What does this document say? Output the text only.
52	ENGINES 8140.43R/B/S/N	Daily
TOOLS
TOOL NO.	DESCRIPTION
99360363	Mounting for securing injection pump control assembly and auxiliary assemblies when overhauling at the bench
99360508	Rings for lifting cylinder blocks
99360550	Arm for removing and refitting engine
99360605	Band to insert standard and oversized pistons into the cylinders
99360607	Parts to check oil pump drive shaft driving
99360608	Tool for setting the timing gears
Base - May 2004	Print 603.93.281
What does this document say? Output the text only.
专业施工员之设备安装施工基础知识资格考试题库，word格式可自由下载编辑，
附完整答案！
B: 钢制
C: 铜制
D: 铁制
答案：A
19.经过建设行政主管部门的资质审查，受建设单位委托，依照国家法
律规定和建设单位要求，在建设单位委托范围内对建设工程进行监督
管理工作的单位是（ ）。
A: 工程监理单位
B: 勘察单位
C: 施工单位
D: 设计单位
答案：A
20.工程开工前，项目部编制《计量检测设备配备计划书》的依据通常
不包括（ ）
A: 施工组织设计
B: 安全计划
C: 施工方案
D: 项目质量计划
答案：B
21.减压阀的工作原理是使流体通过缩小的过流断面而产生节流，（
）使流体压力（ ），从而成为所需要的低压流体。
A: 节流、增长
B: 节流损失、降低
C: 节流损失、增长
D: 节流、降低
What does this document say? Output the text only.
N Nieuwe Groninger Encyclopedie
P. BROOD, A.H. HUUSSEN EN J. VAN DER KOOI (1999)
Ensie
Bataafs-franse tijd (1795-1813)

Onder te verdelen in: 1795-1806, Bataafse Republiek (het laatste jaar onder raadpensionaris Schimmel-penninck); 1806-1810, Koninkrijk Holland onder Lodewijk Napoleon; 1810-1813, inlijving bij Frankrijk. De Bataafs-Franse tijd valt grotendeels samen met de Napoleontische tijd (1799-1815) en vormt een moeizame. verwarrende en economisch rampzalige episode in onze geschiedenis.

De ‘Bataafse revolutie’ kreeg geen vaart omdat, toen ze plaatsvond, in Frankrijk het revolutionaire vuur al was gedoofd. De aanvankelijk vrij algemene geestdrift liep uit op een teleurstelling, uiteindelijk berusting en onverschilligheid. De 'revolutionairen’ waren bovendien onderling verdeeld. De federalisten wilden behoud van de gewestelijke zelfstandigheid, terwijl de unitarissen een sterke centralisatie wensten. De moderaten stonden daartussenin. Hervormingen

▸ Exercise description
Every record should be given again exactly.

▸ The response
What does this document say? Output the text only.
52	ENGINES 8140.43R/B/S/N	Daily
TOOLS
TOOL NO.	DESCRIPTION
99360363	Mounting for securing injection pump control assembly and auxiliary assemblies when overhauling at the bench
99360508	Rings for lifting cylinder blocks
99360550	Arm for removing and refitting engine
99360605	Band to insert standard and oversized pistons into the cylinders
99360607	Parts to check oil pump drive shaft driving
99360608	Tool for setting the timing gears
Base - May 2004	Print 603.93.281
What does this document say? Output the text only.
专业施工员之设备安装施工基础知识资格考试题库，word格式可自由下载编辑，
附完整答案！
B: 钢制
C: 铜制
D: 铁制
答案：A
19.经过建设行政主管部门的资质审查，受建设单位委托，依照国家法
律规定和建设单位要求，在建设单位委托范围内对建设工程进行监督
管理工作的单位是（ ）。
A: 工程监理单位
B: 勘察单位
C: 施工单位
D: 设计单位
答案：A
20.工程开工前，项目部编制《计量检测设备配备计划书》的依据通常
不包括（ ）
A: 施工组织设计
B: 安全计划
C: 施工方案
D: 项目质量计划
答案：B
21.减压阀的工作原理是使流体通过缩小的过流断面而产生节流，（
）使流体压力（ ），从而成为所需要的低压流体。
A: 节流、增长
B: 节流损失、降低
C: 节流损失、增长
D: 节流、降低
What does this document say? Output the text only.
N Nieuwe Groninger Encyclopedie
P. BROOD, A.H. HUUSSEN EN J. VAN DER KOOI (1999)
Ensie
Bataafs-franse tijd (1795-1813)

Onder te verdelen in: 1795-1806, Bataafse Republiek (het laatste jaar onder raadpensionaris Schimmel-penninck); 1806-1810, Koninkrijk Holland onder Lodewijk Napoleon; 1810-1813, inlijving bij Frankrijk. De Bataafs-Franse tijd valt grotendeels samen met de Napoleontische tijd (1799-1815) en vormt een moeizame. verwarrende en economisch rampzalige episode in onze geschiedenis.

De ‘Bataafse revolutie’ kreeg geen vaart omdat, toen ze plaatsvond, in Frankrijk het revolutionaire vuur al was gedoofd. De aanvankelijk vrij algemene geestdrift liep uit op een teleurstelling, uiteindelijk berusting en onverschilligheid. De 'revolutionairen’ waren bovendien onderling verdeeld. De federalisten wilden behoud van de gewestelijke zelfstandigheid, terwijl de unitarissen een sterke centralisatie wensten. De moderaten stonden daartussenin. Hervormingen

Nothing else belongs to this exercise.